[start]
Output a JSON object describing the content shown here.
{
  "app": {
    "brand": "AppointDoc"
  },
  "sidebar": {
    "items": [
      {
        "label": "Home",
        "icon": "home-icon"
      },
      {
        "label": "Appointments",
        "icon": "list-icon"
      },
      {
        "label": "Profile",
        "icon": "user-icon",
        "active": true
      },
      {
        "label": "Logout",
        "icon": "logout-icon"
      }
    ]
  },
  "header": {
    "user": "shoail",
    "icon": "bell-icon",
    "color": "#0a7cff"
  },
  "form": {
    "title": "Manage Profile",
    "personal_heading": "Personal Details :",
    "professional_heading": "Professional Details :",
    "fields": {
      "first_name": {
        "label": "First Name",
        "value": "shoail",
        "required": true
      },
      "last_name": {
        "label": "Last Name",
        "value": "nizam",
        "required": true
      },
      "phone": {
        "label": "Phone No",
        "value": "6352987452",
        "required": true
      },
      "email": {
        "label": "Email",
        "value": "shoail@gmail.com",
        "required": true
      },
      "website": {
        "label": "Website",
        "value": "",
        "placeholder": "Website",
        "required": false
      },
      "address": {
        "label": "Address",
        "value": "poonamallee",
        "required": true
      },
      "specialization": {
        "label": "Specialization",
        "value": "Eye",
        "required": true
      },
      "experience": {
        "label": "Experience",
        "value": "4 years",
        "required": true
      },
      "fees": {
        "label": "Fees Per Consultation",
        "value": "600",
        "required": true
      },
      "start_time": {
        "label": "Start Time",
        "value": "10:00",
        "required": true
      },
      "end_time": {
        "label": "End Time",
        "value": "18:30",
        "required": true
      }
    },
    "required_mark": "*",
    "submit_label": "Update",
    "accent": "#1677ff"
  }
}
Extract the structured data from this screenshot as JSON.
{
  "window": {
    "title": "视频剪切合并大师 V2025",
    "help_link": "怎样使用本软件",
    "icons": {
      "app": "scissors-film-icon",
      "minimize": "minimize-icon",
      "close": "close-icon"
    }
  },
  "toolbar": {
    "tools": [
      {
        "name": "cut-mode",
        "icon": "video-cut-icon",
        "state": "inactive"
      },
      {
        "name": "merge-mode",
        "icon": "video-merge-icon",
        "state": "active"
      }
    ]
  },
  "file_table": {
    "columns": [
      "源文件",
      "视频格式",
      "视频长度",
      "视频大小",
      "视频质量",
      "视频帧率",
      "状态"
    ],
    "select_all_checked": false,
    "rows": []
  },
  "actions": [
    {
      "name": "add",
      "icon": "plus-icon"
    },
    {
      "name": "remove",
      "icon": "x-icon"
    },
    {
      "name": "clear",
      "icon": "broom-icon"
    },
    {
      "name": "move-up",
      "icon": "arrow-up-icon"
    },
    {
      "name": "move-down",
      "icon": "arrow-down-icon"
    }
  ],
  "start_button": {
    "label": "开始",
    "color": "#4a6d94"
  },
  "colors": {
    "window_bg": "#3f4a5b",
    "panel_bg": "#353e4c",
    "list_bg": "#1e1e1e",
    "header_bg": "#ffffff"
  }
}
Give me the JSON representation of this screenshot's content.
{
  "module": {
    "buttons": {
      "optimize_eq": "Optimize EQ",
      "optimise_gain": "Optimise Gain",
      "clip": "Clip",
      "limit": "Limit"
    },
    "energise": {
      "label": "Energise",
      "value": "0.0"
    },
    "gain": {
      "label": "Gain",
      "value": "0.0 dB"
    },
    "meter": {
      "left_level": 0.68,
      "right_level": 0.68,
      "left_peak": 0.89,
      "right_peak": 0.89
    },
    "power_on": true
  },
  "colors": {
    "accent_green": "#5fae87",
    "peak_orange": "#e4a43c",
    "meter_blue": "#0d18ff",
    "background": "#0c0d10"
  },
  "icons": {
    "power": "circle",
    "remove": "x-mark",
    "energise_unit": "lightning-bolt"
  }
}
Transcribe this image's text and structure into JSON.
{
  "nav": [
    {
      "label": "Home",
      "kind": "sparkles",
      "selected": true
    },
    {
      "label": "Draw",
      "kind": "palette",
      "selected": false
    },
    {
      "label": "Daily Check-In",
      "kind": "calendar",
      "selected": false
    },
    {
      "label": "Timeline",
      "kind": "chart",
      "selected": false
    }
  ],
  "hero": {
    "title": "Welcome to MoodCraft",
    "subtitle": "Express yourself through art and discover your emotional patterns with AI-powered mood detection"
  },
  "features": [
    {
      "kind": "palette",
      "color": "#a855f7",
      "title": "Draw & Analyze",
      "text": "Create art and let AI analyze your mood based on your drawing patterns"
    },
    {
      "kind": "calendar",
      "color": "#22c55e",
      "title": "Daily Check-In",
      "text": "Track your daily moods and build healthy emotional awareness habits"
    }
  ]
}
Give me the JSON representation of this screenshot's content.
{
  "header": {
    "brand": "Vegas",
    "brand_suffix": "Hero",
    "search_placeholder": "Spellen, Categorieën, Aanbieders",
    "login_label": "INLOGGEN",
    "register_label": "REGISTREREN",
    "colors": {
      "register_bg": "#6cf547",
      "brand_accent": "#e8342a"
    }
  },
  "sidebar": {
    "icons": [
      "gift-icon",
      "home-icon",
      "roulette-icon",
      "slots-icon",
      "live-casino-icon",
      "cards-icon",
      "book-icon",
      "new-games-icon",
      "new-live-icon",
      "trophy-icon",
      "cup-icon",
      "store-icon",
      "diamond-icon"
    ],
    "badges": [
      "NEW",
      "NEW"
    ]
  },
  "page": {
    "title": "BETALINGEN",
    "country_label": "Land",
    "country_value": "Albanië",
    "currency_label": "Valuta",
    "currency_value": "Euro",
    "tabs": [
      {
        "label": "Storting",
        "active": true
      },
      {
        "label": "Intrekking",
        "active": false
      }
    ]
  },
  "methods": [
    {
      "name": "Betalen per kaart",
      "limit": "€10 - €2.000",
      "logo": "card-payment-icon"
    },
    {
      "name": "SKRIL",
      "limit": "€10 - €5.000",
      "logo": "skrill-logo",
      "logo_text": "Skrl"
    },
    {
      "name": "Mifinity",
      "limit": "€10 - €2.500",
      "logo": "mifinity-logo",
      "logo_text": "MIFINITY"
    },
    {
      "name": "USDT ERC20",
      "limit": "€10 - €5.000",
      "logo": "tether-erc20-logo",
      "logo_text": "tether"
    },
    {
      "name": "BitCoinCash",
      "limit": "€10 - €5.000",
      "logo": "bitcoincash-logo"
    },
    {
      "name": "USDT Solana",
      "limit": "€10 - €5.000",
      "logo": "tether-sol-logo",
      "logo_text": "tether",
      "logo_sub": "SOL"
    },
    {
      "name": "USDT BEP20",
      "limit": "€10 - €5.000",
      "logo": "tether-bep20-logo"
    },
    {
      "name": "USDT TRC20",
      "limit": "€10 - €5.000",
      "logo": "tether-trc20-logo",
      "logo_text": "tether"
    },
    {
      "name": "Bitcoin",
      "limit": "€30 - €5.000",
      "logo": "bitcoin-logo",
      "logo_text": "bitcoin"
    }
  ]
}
[end]
* _Aim of the exercise_:
Return the whole listing exactly.

* _Answer to this problem_:
Output a JSON object describing the content shown here.
{
  "app": {
    "brand": "AppointDoc"
  },
  "sidebar": {
    "items": [
      {
        "label": "Home",
        "icon": "home-icon"
      },
      {
        "label": "Appointments",
        "icon": "list-icon"
      },
      {
        "label": "Profile",
        "icon": "user-icon",
        "active": true
      },
      {
        "label": "Logout",
        "icon": "logout-icon"
      }
    ]
  },
  "header": {
    "user": "shoail",
    "icon": "bell-icon",
    "color": "#0a7cff"
  },
  "form": {
    "title": "Manage Profile",
    "personal_heading": "Personal Details :",
    "professional_heading": "Professional Details :",
    "fields": {
      "first_name": {
        "label": "First Name",
        "value": "shoail",
        "required": true
      },
      "last_name": {
        "label": "Last Name",
        "value": "nizam",
        "required": true
      },
      "phone": {
        "label": "Phone No",
        "value": "6352987452",
        "required": true
      },
      "email": {
        "label": "Email",
        "value": "shoail@gmail.com",
        "required": true
      },
      "website": {
        "label": "Website",
        "value": "",
        "placeholder": "Website",
        "required": false
      },
      "address": {
        "label": "Address",
        "value": "poonamallee",
        "required": true
      },
      "specialization": {
        "label": "Specialization",
        "value": "Eye",
        "required": true
      },
      "experience": {
        "label": "Experience",
        "value": "4 years",
        "required": true
      },
      "fees": {
        "label": "Fees Per Consultation",
        "value": "600",
        "required": true
      },
      "start_time": {
        "label": "Start Time",
        "value": "10:00",
        "required": true
      },
      "end_time": {
        "label": "End Time",
        "value": "18:30",
        "required": true
      }
    },
    "required_mark": "*",
    "submit_label": "Update",
    "accent": "#1677ff"
  }
}
Extract the structured data from this screenshot as JSON.
{
  "window": {
    "title": "视频剪切合并大师 V2025",
    "help_link": "怎样使用本软件",
    "icons": {
      "app": "scissors-film-icon",
      "minimize": "minimize-icon",
      "close": "close-icon"
    }
  },
  "toolbar": {
    "tools": [
      {
        "name": "cut-mode",
        "icon": "video-cut-icon",
        "state": "inactive"
      },
      {
        "name": "merge-mode",
        "icon": "video-merge-icon",
        "state": "active"
      }
    ]
  },
  "file_table": {
    "columns": [
      "源文件",
      "视频格式",
      "视频长度",
      "视频大小",
      "视频质量",
      "视频帧率",
      "状态"
    ],
    "select_all_checked": false,
    "rows": []
  },
  "actions": [
    {
      "name": "add",
      "icon": "plus-icon"
    },
    {
      "name": "remove",
      "icon": "x-icon"
    },
    {
      "name": "clear",
      "icon": "broom-icon"
    },
    {
      "name": "move-up",
      "icon": "arrow-up-icon"
    },
    {
      "name": "move-down",
      "icon": "arrow-down-icon"
    }
  ],
  "start_button": {
    "label": "开始",
    "color": "#4a6d94"
  },
  "colors": {
    "window_bg": "#3f4a5b",
    "panel_bg": "#353e4c",
    "list_bg": "#1e1e1e",
    "header_bg": "#ffffff"
  }
}
Give me the JSON representation of this screenshot's content.
{
  "module": {
    "buttons": {
      "optimize_eq": "Optimize EQ",
      "optimise_gain": "Optimise Gain",
      "clip": "Clip",
      "limit": "Limit"
    },
    "energise": {
      "label": "Energise",
      "value": "0.0"
    },
    "gain": {
      "label": "Gain",
      "value": "0.0 dB"
    },
    "meter": {
      "left_level": 0.68,
      "right_level": 0.68,
      "left_peak": 0.89,
      "right_peak": 0.89
    },
    "power_on": true
  },
  "colors": {
    "accent_green": "#5fae87",
    "peak_orange": "#e4a43c",
    "meter_blue": "#0d18ff",
    "background": "#0c0d10"
  },
  "icons": {
    "power": "circle",
    "remove": "x-mark",
    "energise_unit": "lightning-bolt"
  }
}
Transcribe this image's text and structure into JSON.
{
  "nav": [
    {
      "label": "Home",
      "kind": "sparkles",
      "selected": true
    },
    {
      "label": "Draw",
      "kind": "palette",
      "selected": false
    },
    {
      "label": "Daily Check-In",
      "kind": "calendar",
      "selected": false
    },
    {
      "label": "Timeline",
      "kind": "chart",
      "selected": false
    }
  ],
  "hero": {
    "title": "Welcome to MoodCraft",
    "subtitle": "Express yourself through art and discover your emotional patterns with AI-powered mood detection"
  },
  "features": [
    {
      "kind": "palette",
      "color": "#a855f7",
      "title": "Draw & Analyze",
      "text": "Create art and let AI analyze your mood based on your drawing patterns"
    },
    {
      "kind": "calendar",
      "color": "#22c55e",
      "title": "Daily Check-In",
      "text": "Track your daily moods and build healthy emotional awareness habits"
    }
  ]
}
Give me the JSON representation of this screenshot's content.
{
  "header": {
    "brand": "Vegas",
    "brand_suffix": "Hero",
    "search_placeholder": "Spellen, Categorieën, Aanbieders",
    "login_label": "INLOGGEN",
    "register_label": "REGISTREREN",
    "colors": {
      "register_bg": "#6cf547",
      "brand_accent": "#e8342a"
    }
  },
  "sidebar": {
    "icons": [
      "gift-icon",
      "home-icon",
      "roulette-icon",
      "slots-icon",
      "live-casino-icon",
      "cards-icon",
      "book-icon",
      "new-games-icon",
      "new-live-icon",
      "trophy-icon",
      "cup-icon",
      "store-icon",
      "diamond-icon"
    ],
    "badges": [
      "NEW",
      "NEW"
    ]
  },
  "page": {
    "title": "BETALINGEN",
    "country_label": "Land",
    "country_value": "Albanië",
    "currency_label": "Valuta",
    "currency_value": "Euro",
    "tabs": [
      {
        "label": "Storting",
        "active": true
      },
      {
        "label": "Intrekking",
        "active": false
      }
    ]
  },
  "methods": [
    {
      "name": "Betalen per kaart",
      "limit": "€10 - €2.000",
      "logo": "card-payment-icon"
    },
    {
      "name": "SKRIL",
      "limit": "€10 - €5.000",
      "logo": "skrill-logo",
      "logo_text": "Skrl"
    },
    {
      "name": "Mifinity",
      "limit": "€10 - €2.500",
      "logo": "mifinity-logo",
      "logo_text": "MIFINITY"
    },
    {
      "name": "USDT ERC20",
      "limit": "€10 - €5.000",
      "logo": "tether-erc20-logo",
      "logo_text": "tether"
    },
    {
      "name": "BitCoinCash",
      "limit": "€10 - €5.000",
      "logo": "bitcoincash-logo"
    },
    {
      "name": "USDT Solana",
      "limit": "€10 - €5.000",
      "logo": "tether-sol-logo",
      "logo_text": "tether",
      "logo_sub": "SOL"
    },
    {
      "name": "USDT BEP20",
      "limit": "€10 - €5.000",
      "logo": "tether-bep20-logo"
    },
    {
      "name": "USDT TRC20",
      "limit": "€10 - €5.000",
      "logo": "tether-trc20-logo",
      "logo_text": "tether"
    },
    {
      "name": "Bitcoin",
      "limit": "€30 - €5.000",
      "logo": "bitcoin-logo",
      "logo_text": "bitcoin"
    }
  ]
}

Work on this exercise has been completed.